-- begin RECORDS PROVIDED --

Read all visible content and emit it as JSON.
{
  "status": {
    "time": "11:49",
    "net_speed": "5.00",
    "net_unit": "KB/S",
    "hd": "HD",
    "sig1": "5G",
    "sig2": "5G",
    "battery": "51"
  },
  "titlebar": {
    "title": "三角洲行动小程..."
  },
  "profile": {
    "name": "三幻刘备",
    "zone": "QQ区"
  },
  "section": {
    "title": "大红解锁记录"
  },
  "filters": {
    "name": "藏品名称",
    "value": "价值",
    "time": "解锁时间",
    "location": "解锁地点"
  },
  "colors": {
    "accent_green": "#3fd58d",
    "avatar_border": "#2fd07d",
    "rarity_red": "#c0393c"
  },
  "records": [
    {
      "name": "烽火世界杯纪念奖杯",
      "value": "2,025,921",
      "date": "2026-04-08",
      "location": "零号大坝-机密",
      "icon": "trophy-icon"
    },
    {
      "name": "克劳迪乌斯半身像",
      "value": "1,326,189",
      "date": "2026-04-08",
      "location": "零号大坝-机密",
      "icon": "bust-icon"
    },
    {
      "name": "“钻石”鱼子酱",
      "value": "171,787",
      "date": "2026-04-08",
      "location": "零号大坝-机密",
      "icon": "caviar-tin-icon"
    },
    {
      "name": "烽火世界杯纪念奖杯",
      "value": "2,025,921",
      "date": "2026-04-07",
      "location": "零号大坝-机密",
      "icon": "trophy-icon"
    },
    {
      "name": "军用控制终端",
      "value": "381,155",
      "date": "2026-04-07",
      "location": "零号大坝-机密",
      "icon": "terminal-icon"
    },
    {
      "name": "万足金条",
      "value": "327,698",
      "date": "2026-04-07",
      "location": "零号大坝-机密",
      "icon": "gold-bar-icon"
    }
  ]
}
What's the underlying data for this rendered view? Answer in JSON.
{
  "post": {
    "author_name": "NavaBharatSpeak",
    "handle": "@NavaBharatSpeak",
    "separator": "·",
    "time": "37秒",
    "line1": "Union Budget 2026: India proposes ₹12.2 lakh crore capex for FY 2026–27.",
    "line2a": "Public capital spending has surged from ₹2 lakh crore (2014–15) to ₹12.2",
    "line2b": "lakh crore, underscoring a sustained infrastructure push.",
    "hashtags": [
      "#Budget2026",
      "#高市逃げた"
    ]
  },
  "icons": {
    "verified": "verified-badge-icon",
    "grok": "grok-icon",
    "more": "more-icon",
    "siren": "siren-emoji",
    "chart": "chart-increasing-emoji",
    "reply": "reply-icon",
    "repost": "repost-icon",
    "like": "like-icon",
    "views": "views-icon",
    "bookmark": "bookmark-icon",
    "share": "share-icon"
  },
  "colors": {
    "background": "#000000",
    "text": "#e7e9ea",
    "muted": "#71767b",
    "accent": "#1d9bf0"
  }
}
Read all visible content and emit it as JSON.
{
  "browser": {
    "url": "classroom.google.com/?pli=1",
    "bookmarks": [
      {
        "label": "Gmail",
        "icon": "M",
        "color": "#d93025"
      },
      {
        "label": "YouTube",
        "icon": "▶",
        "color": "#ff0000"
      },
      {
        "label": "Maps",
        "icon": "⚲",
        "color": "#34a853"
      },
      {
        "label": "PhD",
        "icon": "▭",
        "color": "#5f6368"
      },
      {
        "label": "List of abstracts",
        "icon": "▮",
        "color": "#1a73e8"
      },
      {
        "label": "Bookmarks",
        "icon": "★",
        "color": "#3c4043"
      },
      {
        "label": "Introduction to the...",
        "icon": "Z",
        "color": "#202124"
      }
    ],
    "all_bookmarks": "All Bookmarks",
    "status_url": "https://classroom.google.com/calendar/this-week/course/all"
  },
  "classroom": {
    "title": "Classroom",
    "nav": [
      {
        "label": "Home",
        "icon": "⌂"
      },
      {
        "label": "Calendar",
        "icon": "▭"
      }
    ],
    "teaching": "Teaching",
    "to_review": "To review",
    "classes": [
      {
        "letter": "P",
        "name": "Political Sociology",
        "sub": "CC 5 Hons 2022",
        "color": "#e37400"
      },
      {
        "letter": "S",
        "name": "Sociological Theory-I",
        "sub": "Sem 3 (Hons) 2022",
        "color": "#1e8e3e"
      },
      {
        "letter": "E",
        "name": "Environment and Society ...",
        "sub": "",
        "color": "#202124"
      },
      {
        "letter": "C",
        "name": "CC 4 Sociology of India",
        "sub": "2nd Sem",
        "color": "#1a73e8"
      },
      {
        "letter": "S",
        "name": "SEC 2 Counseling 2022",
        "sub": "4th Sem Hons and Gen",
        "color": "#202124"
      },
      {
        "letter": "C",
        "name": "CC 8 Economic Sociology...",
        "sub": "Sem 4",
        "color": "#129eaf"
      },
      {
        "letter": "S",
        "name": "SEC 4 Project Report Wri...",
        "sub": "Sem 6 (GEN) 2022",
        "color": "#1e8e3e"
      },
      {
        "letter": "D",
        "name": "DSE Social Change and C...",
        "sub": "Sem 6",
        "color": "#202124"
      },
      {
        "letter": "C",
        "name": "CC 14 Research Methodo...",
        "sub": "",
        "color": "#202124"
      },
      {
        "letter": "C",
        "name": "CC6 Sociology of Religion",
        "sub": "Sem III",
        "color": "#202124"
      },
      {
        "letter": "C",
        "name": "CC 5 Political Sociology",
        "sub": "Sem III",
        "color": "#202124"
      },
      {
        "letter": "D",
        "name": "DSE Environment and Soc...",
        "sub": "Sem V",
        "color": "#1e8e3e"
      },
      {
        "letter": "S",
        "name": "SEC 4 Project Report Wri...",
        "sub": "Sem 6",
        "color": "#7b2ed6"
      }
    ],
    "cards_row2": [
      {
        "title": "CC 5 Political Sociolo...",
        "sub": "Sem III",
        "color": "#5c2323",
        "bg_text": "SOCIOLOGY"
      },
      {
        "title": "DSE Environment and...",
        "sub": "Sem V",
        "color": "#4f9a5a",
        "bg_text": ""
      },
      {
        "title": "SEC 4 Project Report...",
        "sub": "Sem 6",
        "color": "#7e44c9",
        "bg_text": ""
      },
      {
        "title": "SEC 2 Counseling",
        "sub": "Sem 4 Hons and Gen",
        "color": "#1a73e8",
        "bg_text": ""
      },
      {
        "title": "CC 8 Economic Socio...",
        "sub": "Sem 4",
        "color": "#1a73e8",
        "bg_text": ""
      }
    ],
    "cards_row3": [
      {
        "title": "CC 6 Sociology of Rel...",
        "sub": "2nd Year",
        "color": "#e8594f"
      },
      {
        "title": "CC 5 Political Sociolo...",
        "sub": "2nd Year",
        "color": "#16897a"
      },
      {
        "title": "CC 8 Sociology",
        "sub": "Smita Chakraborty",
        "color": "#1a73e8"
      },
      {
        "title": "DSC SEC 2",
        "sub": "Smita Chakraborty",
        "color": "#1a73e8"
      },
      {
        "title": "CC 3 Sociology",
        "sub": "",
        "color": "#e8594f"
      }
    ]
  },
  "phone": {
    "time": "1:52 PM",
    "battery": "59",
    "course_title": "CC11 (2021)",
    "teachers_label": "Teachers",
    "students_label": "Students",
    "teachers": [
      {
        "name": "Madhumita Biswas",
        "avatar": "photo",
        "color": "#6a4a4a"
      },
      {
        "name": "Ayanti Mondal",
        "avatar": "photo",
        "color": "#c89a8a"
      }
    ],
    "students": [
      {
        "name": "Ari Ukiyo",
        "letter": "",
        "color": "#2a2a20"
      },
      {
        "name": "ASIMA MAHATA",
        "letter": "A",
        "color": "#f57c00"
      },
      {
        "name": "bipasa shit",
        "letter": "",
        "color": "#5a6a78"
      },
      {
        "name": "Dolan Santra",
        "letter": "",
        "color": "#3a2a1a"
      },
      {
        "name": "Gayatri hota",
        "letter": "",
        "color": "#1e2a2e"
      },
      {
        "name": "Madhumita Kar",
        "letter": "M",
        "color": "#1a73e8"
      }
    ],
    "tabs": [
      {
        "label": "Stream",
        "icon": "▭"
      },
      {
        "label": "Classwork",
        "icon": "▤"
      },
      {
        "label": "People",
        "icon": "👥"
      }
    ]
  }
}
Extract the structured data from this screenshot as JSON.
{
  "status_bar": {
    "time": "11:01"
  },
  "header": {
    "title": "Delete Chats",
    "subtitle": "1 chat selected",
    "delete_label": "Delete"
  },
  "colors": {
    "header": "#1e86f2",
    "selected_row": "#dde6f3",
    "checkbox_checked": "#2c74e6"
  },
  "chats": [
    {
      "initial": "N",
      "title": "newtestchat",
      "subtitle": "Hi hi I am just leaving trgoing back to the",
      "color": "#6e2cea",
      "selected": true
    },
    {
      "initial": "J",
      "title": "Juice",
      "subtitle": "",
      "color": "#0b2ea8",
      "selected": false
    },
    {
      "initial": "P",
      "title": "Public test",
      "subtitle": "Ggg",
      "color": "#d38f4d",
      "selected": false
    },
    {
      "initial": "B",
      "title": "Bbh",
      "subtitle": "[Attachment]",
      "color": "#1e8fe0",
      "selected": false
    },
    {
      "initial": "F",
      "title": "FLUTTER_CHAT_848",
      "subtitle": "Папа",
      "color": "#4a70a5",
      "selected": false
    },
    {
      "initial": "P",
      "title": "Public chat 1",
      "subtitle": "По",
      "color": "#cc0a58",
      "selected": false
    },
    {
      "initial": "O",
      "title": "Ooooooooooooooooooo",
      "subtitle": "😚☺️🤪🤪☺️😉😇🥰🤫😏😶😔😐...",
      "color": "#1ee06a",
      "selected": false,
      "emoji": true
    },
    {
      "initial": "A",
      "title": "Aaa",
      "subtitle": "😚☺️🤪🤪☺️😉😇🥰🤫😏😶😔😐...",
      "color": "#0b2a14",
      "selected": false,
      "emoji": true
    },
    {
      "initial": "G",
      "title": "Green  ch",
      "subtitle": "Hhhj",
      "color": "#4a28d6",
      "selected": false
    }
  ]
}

-- end RECORDS PROVIDED --

WHAT YOU HAVE TO DO:
Supply the count of lines in the entries that contain the word "crore", and nothing besides.

RESULT OF THIS EXERCISE:
3